- [Recorded information]:
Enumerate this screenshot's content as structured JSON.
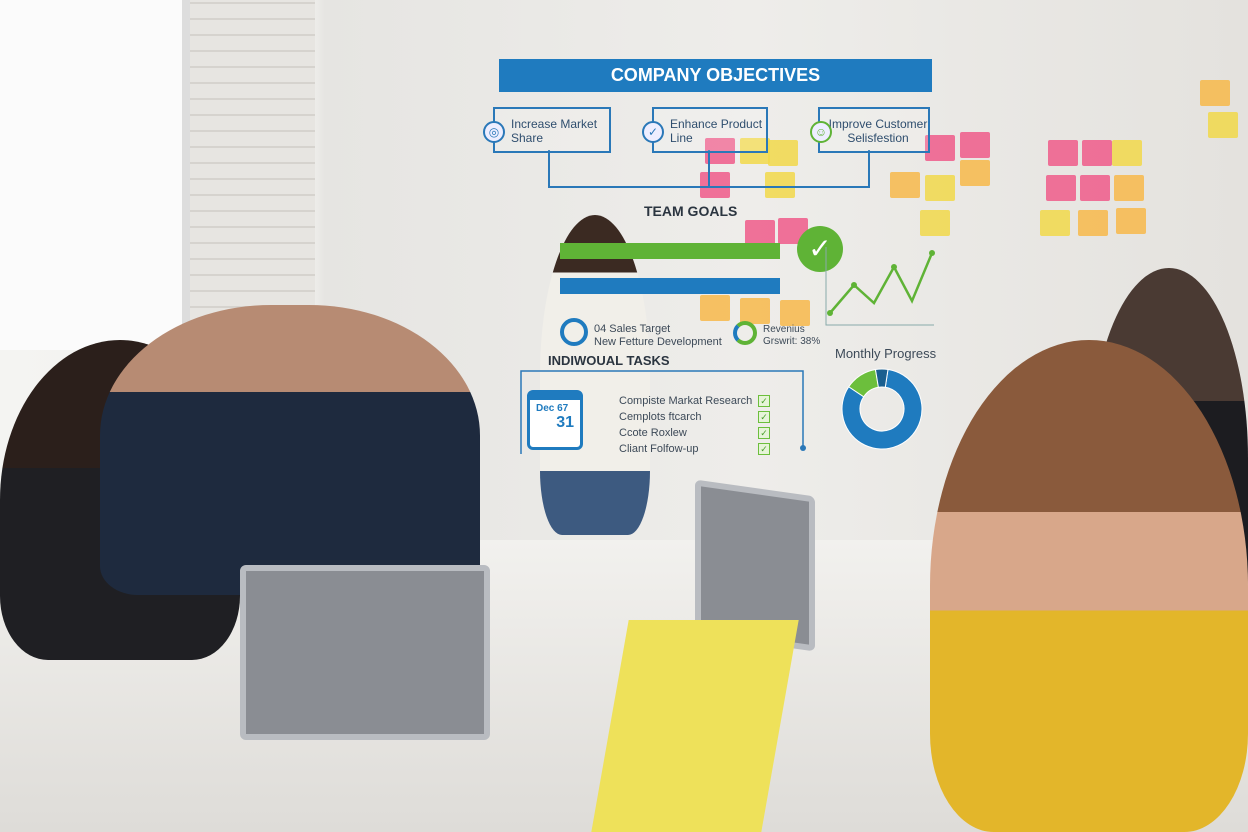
{
  "overlay": {
    "title": "COMPANY OBJECTIVES",
    "objectives": [
      {
        "label": "Increase Market Share",
        "icon": "target-icon"
      },
      {
        "label": "Enhance Product Line",
        "icon": "check-circle-icon"
      },
      {
        "label": "Improve Customer Selisfestion",
        "icon": "smile-icon"
      }
    ],
    "team_goals": {
      "title": "TEAM GOALS",
      "bar_colors": [
        "#5fb336",
        "#1f7bbf"
      ],
      "goal1": "04 Sales Target",
      "goal2": "New Fetture Development",
      "revenue": "Revenius",
      "growth": "Grswrit: 38%"
    },
    "tasks": {
      "title": "INDIWOUAL TASKS",
      "calendar_month": "Dec 67",
      "calendar_day": "31",
      "items": [
        "Compiste Markat Research",
        "Cemplots ftcarch",
        "Ccote Roxlew",
        "Cliant Folfow-up"
      ]
    },
    "monthly_progress": {
      "title": "Monthly Progress",
      "segments": [
        {
          "value": 82,
          "color": "#1f7bbf"
        },
        {
          "value": 13,
          "color": "#6cbf3c"
        },
        {
          "value": 5,
          "color": "#1a5f8f"
        }
      ]
    },
    "accent": "#1f7bbf",
    "green": "#5fb336"
  }
}
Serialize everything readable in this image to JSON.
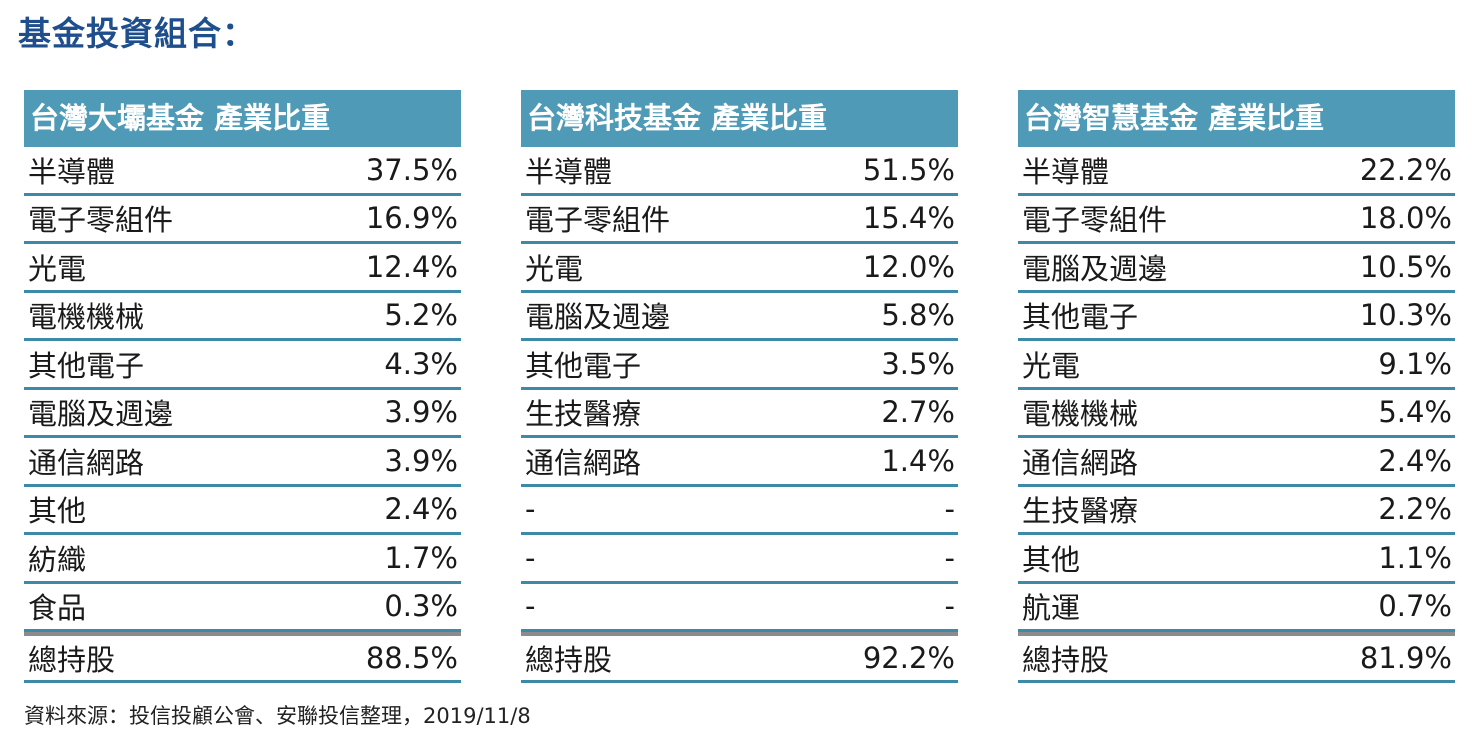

- [What you are asked to do]:
Write out every line above exactly as it is, leaving out the pictures.

- [Answer for this exercise]:
Enumerate this screenshot's content as structured JSON.
{
  "overlay": {
    "title": "COMPANY OBJECTIVES",
    "objectives": [
      {
        "label": "Increase Market Share",
        "icon": "target-icon"
      },
      {
        "label": "Enhance Product Line",
        "icon": "check-circle-icon"
      },
      {
        "label": "Improve Customer Selisfestion",
        "icon": "smile-icon"
      }
    ],
    "team_goals": {
      "title": "TEAM GOALS",
      "bar_colors": [
        "#5fb336",
        "#1f7bbf"
      ],
      "goal1": "04 Sales Target",
      "goal2": "New Fetture Development",
      "revenue": "Revenius",
      "growth": "Grswrit: 38%"
    },
    "tasks": {
      "title": "INDIWOUAL TASKS",
      "calendar_month": "Dec 67",
      "calendar_day": "31",
      "items": [
        "Compiste Markat Research",
        "Cemplots ftcarch",
        "Ccote Roxlew",
        "Cliant Folfow-up"
      ]
    },
    "monthly_progress": {
      "title": "Monthly Progress",
      "segments": [
        {
          "value": 82,
          "color": "#1f7bbf"
        },
        {
          "value": 13,
          "color": "#6cbf3c"
        },
        {
          "value": 5,
          "color": "#1a5f8f"
        }
      ]
    },
    "accent": "#1f7bbf",
    "green": "#5fb336"
  }
}
Serialize everything readable in this image to JSON.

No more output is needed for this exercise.